::: Dataset extract
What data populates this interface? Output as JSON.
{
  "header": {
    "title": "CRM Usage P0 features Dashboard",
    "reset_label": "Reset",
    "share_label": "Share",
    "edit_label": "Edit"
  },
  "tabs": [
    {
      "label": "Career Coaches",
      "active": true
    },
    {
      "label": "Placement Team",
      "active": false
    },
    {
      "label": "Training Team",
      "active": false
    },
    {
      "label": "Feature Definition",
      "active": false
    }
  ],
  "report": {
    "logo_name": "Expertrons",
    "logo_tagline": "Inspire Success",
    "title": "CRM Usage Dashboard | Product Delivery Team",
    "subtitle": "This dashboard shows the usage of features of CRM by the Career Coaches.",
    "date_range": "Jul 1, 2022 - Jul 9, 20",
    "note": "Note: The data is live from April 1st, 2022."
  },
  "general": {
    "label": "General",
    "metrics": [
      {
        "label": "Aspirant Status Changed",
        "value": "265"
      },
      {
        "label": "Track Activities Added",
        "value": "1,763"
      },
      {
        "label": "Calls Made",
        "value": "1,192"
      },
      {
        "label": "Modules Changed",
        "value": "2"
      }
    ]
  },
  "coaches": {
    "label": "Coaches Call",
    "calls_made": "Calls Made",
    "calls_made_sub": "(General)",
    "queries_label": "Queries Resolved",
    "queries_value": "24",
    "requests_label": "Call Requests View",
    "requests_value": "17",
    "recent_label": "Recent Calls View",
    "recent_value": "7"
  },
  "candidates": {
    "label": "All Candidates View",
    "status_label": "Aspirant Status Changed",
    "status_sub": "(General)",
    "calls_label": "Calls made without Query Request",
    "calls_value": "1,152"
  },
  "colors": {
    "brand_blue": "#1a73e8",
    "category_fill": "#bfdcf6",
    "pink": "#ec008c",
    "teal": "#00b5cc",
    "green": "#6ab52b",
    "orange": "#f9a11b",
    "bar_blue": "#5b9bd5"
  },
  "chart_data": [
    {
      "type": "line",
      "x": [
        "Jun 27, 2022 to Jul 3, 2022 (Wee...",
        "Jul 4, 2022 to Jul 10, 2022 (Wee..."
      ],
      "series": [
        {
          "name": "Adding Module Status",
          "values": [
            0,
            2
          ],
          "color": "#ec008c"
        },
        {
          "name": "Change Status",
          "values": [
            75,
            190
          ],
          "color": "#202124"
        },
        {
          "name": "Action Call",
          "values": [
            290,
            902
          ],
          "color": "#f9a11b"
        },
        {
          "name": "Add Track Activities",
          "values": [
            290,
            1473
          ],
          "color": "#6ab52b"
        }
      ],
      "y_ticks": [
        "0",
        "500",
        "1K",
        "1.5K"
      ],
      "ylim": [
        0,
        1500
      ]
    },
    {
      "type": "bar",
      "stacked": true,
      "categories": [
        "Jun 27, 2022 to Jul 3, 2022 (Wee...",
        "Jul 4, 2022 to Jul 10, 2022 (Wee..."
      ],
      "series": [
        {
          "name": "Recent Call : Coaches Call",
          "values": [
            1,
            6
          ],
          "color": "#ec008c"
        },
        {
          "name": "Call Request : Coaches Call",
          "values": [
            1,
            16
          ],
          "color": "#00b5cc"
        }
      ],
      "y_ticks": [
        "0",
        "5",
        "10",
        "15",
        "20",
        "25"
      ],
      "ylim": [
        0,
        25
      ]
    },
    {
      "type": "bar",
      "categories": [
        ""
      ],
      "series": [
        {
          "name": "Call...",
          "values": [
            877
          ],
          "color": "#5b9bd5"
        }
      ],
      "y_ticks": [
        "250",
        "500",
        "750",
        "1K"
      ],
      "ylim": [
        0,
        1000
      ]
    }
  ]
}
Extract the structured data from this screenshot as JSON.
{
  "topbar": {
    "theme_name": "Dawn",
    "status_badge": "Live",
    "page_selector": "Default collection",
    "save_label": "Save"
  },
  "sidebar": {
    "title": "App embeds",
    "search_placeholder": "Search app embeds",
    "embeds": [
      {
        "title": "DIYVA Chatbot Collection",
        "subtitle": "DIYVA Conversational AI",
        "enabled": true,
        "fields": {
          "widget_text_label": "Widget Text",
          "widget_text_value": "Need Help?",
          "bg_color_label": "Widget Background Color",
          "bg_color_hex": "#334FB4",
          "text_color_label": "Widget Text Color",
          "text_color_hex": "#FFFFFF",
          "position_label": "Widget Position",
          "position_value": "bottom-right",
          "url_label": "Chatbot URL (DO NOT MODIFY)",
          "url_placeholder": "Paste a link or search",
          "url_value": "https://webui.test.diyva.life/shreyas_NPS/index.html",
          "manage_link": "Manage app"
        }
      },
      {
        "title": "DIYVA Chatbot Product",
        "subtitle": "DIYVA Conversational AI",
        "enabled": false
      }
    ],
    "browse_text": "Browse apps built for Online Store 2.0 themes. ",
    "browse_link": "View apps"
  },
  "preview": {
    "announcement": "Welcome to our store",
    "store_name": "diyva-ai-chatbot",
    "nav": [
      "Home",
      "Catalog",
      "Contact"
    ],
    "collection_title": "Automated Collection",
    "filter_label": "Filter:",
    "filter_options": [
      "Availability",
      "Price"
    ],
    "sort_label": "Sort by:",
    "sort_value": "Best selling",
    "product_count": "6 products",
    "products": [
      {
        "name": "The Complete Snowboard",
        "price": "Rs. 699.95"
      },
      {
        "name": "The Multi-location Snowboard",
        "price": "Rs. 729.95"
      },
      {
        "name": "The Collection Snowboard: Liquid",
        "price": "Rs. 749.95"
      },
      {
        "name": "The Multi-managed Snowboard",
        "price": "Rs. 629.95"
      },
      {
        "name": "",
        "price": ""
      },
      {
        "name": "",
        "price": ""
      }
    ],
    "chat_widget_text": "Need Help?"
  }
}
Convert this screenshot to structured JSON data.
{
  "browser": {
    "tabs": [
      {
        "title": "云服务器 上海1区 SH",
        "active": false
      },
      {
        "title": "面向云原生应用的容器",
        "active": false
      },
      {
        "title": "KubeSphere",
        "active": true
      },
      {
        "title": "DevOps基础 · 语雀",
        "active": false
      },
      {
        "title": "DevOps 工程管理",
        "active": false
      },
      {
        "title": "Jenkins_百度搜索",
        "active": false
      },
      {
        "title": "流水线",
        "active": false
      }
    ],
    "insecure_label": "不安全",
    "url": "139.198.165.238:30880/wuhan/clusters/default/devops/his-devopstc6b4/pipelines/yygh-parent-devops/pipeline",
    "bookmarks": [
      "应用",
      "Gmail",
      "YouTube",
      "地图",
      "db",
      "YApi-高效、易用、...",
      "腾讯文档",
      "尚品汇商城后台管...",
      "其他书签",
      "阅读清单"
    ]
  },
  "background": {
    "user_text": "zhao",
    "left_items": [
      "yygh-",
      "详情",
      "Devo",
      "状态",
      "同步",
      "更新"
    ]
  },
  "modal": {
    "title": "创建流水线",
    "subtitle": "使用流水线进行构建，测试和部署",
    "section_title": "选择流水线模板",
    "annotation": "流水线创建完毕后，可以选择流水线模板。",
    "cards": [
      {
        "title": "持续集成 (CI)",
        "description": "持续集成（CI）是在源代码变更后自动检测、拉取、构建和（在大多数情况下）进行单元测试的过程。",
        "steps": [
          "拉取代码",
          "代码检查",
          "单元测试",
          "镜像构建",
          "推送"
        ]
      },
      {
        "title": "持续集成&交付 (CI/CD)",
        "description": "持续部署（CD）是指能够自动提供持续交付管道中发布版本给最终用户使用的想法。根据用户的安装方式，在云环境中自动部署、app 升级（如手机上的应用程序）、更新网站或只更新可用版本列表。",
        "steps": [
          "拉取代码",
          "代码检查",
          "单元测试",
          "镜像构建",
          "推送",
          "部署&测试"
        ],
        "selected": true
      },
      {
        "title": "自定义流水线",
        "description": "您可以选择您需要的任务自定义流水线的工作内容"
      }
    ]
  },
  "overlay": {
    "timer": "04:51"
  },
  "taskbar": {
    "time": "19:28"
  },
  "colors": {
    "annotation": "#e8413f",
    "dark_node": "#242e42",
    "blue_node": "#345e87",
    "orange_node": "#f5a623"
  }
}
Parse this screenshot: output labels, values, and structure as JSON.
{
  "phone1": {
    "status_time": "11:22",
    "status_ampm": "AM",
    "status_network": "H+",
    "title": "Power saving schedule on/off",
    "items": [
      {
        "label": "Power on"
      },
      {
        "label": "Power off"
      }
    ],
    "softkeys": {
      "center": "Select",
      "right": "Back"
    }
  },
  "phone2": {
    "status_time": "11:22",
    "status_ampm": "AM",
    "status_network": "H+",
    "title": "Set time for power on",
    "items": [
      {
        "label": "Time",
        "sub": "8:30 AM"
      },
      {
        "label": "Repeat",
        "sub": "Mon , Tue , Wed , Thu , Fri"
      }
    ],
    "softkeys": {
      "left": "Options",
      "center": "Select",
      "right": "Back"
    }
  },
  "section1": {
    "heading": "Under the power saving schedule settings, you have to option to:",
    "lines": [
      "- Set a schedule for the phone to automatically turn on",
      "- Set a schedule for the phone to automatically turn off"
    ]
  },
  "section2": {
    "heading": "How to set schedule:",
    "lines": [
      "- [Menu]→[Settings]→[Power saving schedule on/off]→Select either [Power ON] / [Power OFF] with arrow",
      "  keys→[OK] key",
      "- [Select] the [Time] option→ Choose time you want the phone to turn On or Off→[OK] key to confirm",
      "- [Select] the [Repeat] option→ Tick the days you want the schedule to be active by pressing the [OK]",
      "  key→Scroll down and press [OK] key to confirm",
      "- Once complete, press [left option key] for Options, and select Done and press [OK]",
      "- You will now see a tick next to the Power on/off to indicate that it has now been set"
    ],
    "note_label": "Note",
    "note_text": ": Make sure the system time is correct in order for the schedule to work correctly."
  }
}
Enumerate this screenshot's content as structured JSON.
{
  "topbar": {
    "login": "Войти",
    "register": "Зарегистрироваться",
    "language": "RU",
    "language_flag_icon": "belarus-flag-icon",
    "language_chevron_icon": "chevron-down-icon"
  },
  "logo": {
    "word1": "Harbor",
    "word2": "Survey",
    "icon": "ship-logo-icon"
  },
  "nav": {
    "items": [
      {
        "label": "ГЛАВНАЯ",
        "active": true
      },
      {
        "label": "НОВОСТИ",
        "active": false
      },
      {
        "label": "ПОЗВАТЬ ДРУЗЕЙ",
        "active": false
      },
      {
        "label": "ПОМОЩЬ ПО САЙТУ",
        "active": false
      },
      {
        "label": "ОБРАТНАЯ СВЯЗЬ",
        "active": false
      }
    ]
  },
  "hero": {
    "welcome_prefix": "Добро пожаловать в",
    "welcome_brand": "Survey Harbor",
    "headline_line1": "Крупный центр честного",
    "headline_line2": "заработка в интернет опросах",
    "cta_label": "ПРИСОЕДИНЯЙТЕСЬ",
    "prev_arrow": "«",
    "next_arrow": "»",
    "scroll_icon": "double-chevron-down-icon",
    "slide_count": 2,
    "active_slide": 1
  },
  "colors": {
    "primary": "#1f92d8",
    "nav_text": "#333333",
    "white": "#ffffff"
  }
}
::::::
Show each line of the listing that holds the string "Aspirant".

        "label": "Aspirant Status Changed",
    "status_label": "Aspirant Status Changed",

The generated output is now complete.